[Written instruction] Omit the images, then output each of the records below exactly.

[Input records]
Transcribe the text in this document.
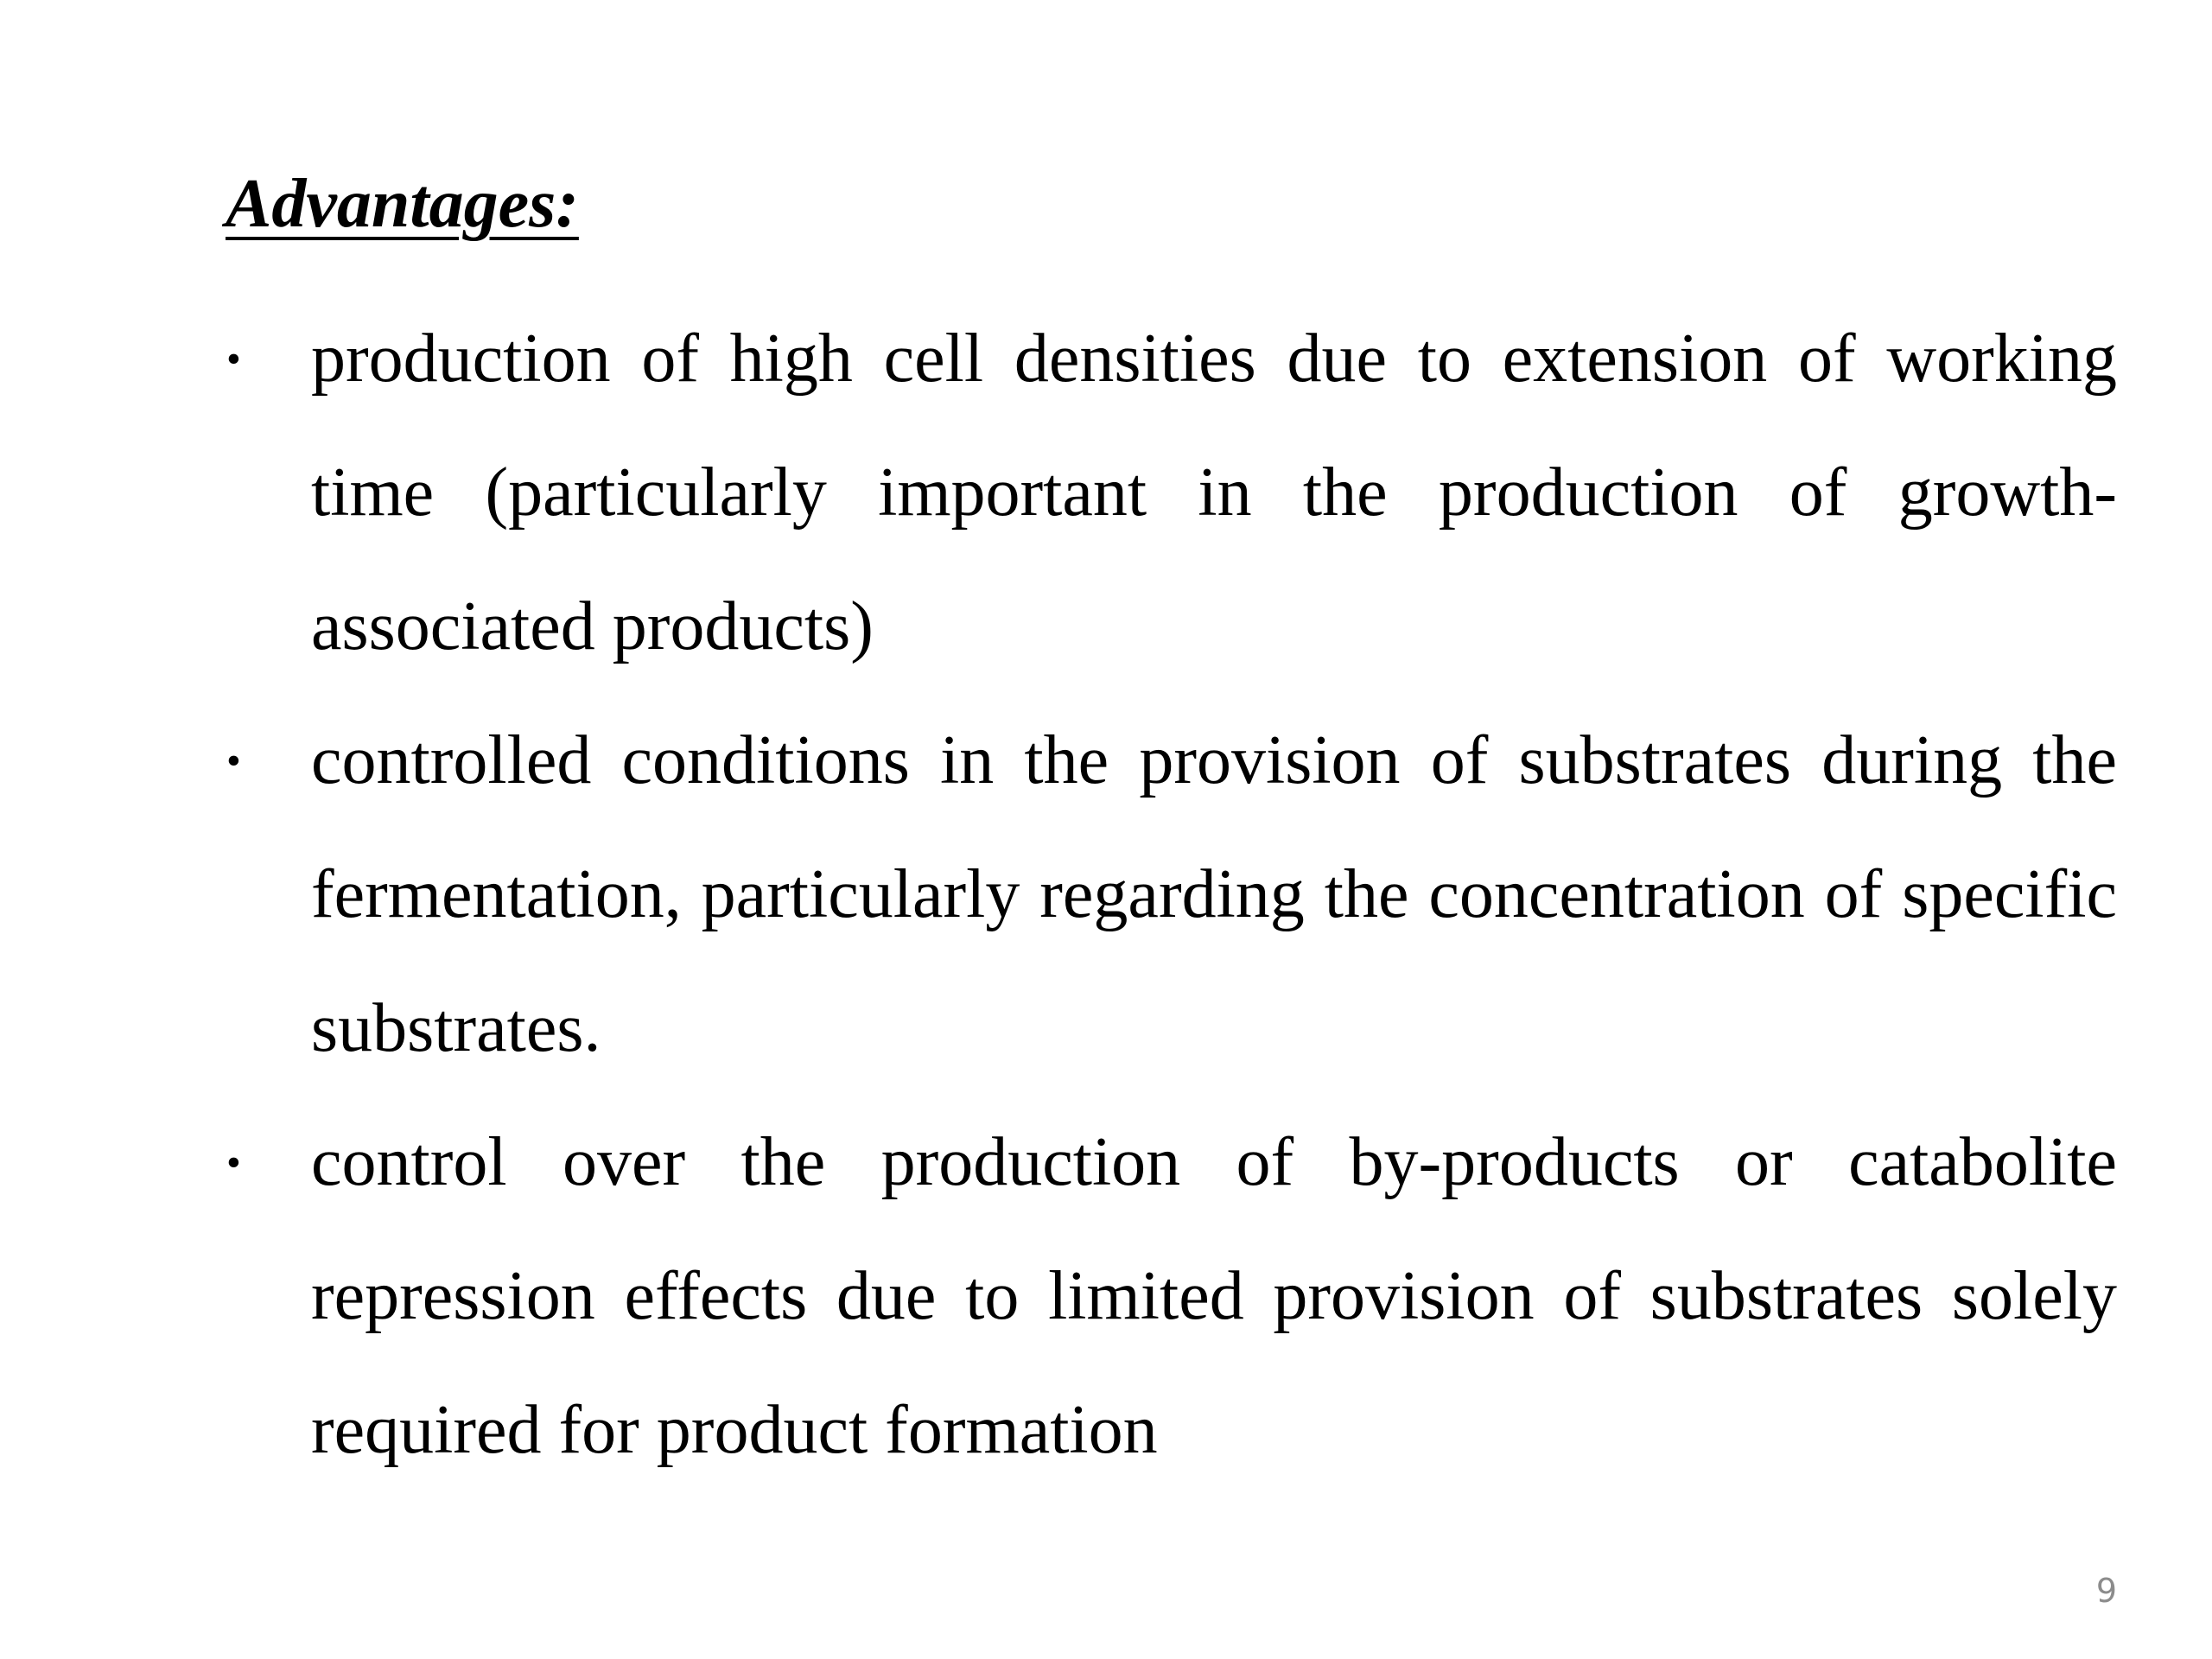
Advantages:
• production of high cell densities due to extension of working time (particularly important in the production of growth-associated products)
• controlled conditions in the provision of substrates during the fermentation, particularly regarding the concentration of specific substrates.
• control over the production of by-products or catabolite repression effects due to limited provision of substrates solely required for product formation
9
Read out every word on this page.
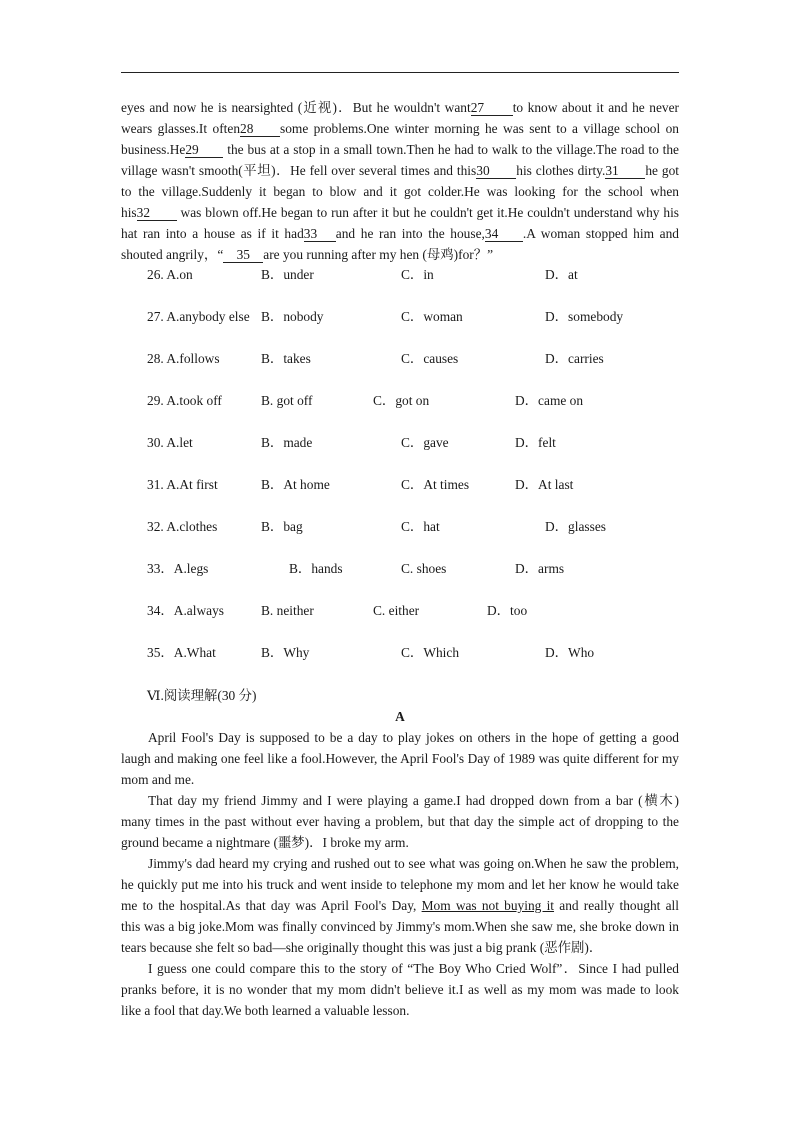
eyes and now he is nearsighted (近视)．But he wouldn't want27 to know about it and he never
wears glasses.It often28 some problems.One winter morning he was sent to a village school on
business.He29 the bus at a stop in a small town.Then he had to walk to the village.The road to the
village wasn't smooth(平坦)．He fell over several times and this30 his clothes dirty.31 he got
to the village.Suddenly it began to blow and it got colder.He was looking for the school when
his32 was blown off.He began to run after it but he couldn't get it.He couldn't understand why his
hat ran into a house as if it had33 and he ran into the house,34 .A woman stopped him and
shouted angrily，“ 35 are you running after my hen (母鸡)for？”
26. A.on	B．under	C．in	D．at
27. A.anybody else B．nobody	C．woman	D．somebody
28. A.follows	B．takes	C．causes	D．carries
29. A.took off	B. got off	C．got on	D．came on
30. A.let	B．made	C．gave	D．felt
31. A.At first	B．At home	C．At times	D．At last
32. A.clothes	B．bag	C．hat	D．glasses
33．A.legs	B．hands	C. shoes	D．arms
34．A.always	B. neither	C. either	D．too
35．A.What	B．Why	C．Which	D．Who
Ⅵ.阅读理解(30 分)
A
April Fool's Day is supposed to be a day to play jokes on others in the hope of getting a good
laugh and making one feel like a fool.However, the April Fool's Day of 1989 was quite different for my
mom and me.
That day my friend Jimmy and I were playing a game.I had dropped down from a bar (横木)
many times in the past without ever having a problem, but that day the simple act of dropping to the
ground became a nightmare (噩梦)．I broke my arm.
Jimmy's dad heard my crying and rushed out to see what was going on.When he saw the problem,
he quickly put me into his truck and went inside to telephone my mom and let her know he would take
me to the hospital.As that day was April Fool's Day, Mom was not buying it and really thought all
this was a big joke.Mom was finally convinced by Jimmy's mom.When she saw me, she broke down in
tears because she felt so bad—she originally thought this was just a big prank (恶作剧)．
I guess one could compare this to the story of “The Boy Who Cried Wolf”．Since I had pulled
pranks before, it is no wonder that my mom didn't believe it.I as well as my mom was made to look
like a fool that day.We both learned a valuable lesson.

[Finished exercise]
Transcribe the text in this document.
Advantages:
• production of high cell densities due to extension of working time (particularly important in the production of growth-associated products)
• controlled conditions in the provision of substrates during the fermentation, particularly regarding the concentration of specific substrates.
• control over the production of by-products or catabolite repression effects due to limited provision of substrates solely required for product formation
9
Read out every word on this page.
eyes and now he is nearsighted (近视)．But he wouldn't want27 to know about it and he never
wears glasses.It often28 some problems.One winter morning he was sent to a village school on
business.He29 the bus at a stop in a small town.Then he had to walk to the village.The road to the
village wasn't smooth(平坦)．He fell over several times and this30 his clothes dirty.31 he got
to the village.Suddenly it began to blow and it got colder.He was looking for the school when
his32 was blown off.He began to run after it but he couldn't get it.He couldn't understand why his
hat ran into a house as if it had33 and he ran into the house,34 .A woman stopped him and
shouted angrily，“ 35 are you running after my hen (母鸡)for？”
26. A.on	B．under	C．in	D．at
27. A.anybody else B．nobody	C．woman	D．somebody
28. A.follows	B．takes	C．causes	D．carries
29. A.took off	B. got off	C．got on	D．came on
30. A.let	B．made	C．gave	D．felt
31. A.At first	B．At home	C．At times	D．At last
32. A.clothes	B．bag	C．hat	D．glasses
33．A.legs	B．hands	C. shoes	D．arms
34．A.always	B. neither	C. either	D．too
35．A.What	B．Why	C．Which	D．Who
Ⅵ.阅读理解(30 分)
A
April Fool's Day is supposed to be a day to play jokes on others in the hope of getting a good
laugh and making one feel like a fool.However, the April Fool's Day of 1989 was quite different for my
mom and me.
That day my friend Jimmy and I were playing a game.I had dropped down from a bar (横木)
many times in the past without ever having a problem, but that day the simple act of dropping to the
ground became a nightmare (噩梦)．I broke my arm.
Jimmy's dad heard my crying and rushed out to see what was going on.When he saw the problem,
he quickly put me into his truck and went inside to telephone my mom and let her know he would take
me to the hospital.As that day was April Fool's Day, Mom was not buying it and really thought all
this was a big joke.Mom was finally convinced by Jimmy's mom.When she saw me, she broke down in
tears because she felt so bad—she originally thought this was just a big prank (恶作剧)．
I guess one could compare this to the story of “The Boy Who Cried Wolf”．Since I had pulled
pranks before, it is no wonder that my mom didn't believe it.I as well as my mom was made to look
like a fool that day.We both learned a valuable lesson.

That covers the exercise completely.